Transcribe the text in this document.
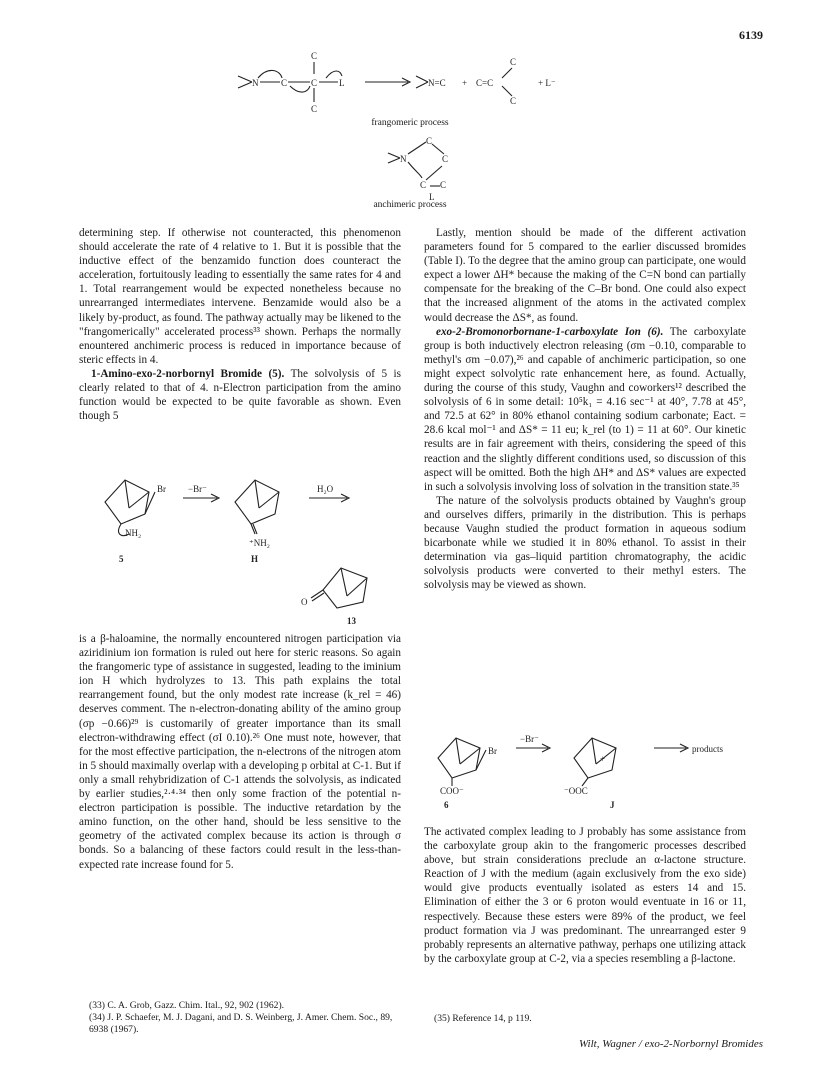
6139
N	C	C
C
C
L	N=C + C=C
C
C
+ L⁻
N
C
C
C C
L
frangomeric process
anchimeric process

determining step. If otherwise not counteracted, this phenomenon should accelerate the rate of 4 relative to 1. But it is possible that the inductive effect of the benzamido function does counteract the acceleration, fortuitously leading to essentially the same rates for 4 and 1. Total rearrangement would be expected nonetheless because no unrearranged intermediates intervene. Benzamide would also be a likely by-product, as found. The pathway actually may be likened to the "frangomerically" accelerated process³³ shown. Perhaps the normally enountered anchimeric process is reduced in importance because of steric effects in 4.

1-Amino-exo-2-norbornyl Bromide (5). The solvolysis of 5 is clearly related to that of 4. n-Electron participation from the amino function would be expected to be quite favorable as shown. Even though 5

Br
NH₂
5
−Br⁻
⁺NH₂
H
H₂O
O
13

is a β-haloamine, the normally encountered nitrogen participation via aziridinium ion formation is ruled out here for steric reasons. So again the frangomeric type of assistance in suggested, leading to the iminium ion H which hydrolyzes to 13. This path explains the total rearrangement found, but the only modest rate increase (k_rel = 46) deserves comment. The n-electron-donating ability of the amino group (σp −0.66)²⁹ is customarily of greater importance than its small electron-withdrawing effect (σI 0.10).²⁶ One must note, however, that for the most effective participation, the n-electrons of the nitrogen atom in 5 should maximally overlap with a developing p orbital at C-1. But if only a small rehybridization of C-1 attends the solvolysis, as indicated by earlier studies,²·⁴·³⁴ then only some fraction of the potential n-electron participation is possible. The inductive retardation by the amino function, on the other hand, should be less sensitive to the geometry of the activated complex because its action is through σ bonds. So a balancing of these factors could result in the less-than-expected rate increase found for 5.

(33) C. A. Grob, Gazz. Chim. Ital., 92, 902 (1962).
(34) J. P. Schaefer, M. J. Dagani, and D. S. Weinberg, J. Amer. Chem. Soc., 89, 6938 (1967).

Lastly, mention should be made of the different activation parameters found for 5 compared to the earlier discussed bromides (Table I). To the degree that the amino group can participate, one would expect a lower ΔH* because the making of the C=N bond can partially compensate for the breaking of the C–Br bond. One could also expect that the increased alignment of the atoms in the activated complex would decrease the ΔS*, as found.

exo-2-Bromonorbornane-1-carboxylate Ion (6). The carboxylate group is both inductively electron releasing (σm −0.10, comparable to methyl's σm −0.07),²⁶ and capable of anchimeric participation, so one might expect solvolytic rate enhancement here, as found. Actually, during the course of this study, Vaughn and coworkers¹² described the solvolysis of 6 in some detail: 10⁵k₁ = 4.16 sec⁻¹ at 40°, 7.78 at 45°, and 72.5 at 62° in 80% ethanol containing sodium carbonate; Eact. = 28.6 kcal mol⁻¹ and ΔS* = 11 eu; k_rel (to 1) = 11 at 60°. Our kinetic results are in fair agreement with theirs, considering the speed of this reaction and the slightly different conditions used, so discussion of this aspect will be omitted. Both the high ΔH* and ΔS* values are expected in such a solvolysis involving loss of solvation in the transition state.³⁵

The nature of the solvolysis products obtained by Vaughn's group and ourselves differs, primarily in the distribution. This is perhaps because Vaughn studied the product formation in aqueous sodium bicarbonate while we studied it in 80% ethanol. To assist in their determination via gas–liquid partition chromatography, the acidic solvolysis products were converted to their methyl esters. The solvolysis may be viewed as shown.

Br
COO⁻
6
−Br⁻
+
⁻OOC
J
products

The activated complex leading to J probably has some assistance from the carboxylate group akin to the frangomeric processes described above, but strain considerations preclude an α-lactone structure. Reaction of J with the medium (again exclusively from the exo side) would give products eventually isolated as esters 14 and 15. Elimination of either the 3 or 6 proton would eventuate in 16 or 11, respectively. Because these esters were 89% of the product, we feel product formation via J was predominant. The unrearranged ester 9 probably represents an alternative pathway, perhaps one utilizing attack by the carboxylate group at C-2, via a species resembling a β-lactone.

(35) Reference 14, p 119.
Wilt, Wagner / exo-2-Norbornyl Bromides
--------------------------------------------------
> Instruction:
Using the material above, gather every line that includes "different".

> Answer to this exercise:
Lastly, mention should be made of the different activation parameters found for 5 compared to the earlier discussed bromides (Table I). To the degree that the amino group can participate, one would expect a lower ΔH* because the making of the C=N bond can partially compensate for the breaking of the C–Br bond. One could also expect that the increased alignment of the atoms in the activated complex would decrease the ΔS*, as found.
exo-2-Bromonorbornane-1-carboxylate Ion (6). The carboxylate group is both inductively electron releasing (σm −0.10, comparable to methyl's σm −0.07),²⁶ and capable of anchimeric participation, so one might expect solvolytic rate enhancement here, as found. Actually, during the course of this study, Vaughn and coworkers¹² described the solvolysis of 6 in some detail: 10⁵k₁ = 4.16 sec⁻¹ at 40°, 7.78 at 45°, and 72.5 at 62° in 80% ethanol containing sodium carbonate; Eact. = 28.6 kcal mol⁻¹ and ΔS* = 11 eu; k_rel (to 1) = 11 at 60°. Our kinetic results are in fair agreement with theirs, considering the speed of this reaction and the slightly different conditions used, so discussion of this aspect will be omitted. Both the high ΔH* and ΔS* values are expected in such a solvolysis involving loss of solvation in the transition state.³⁵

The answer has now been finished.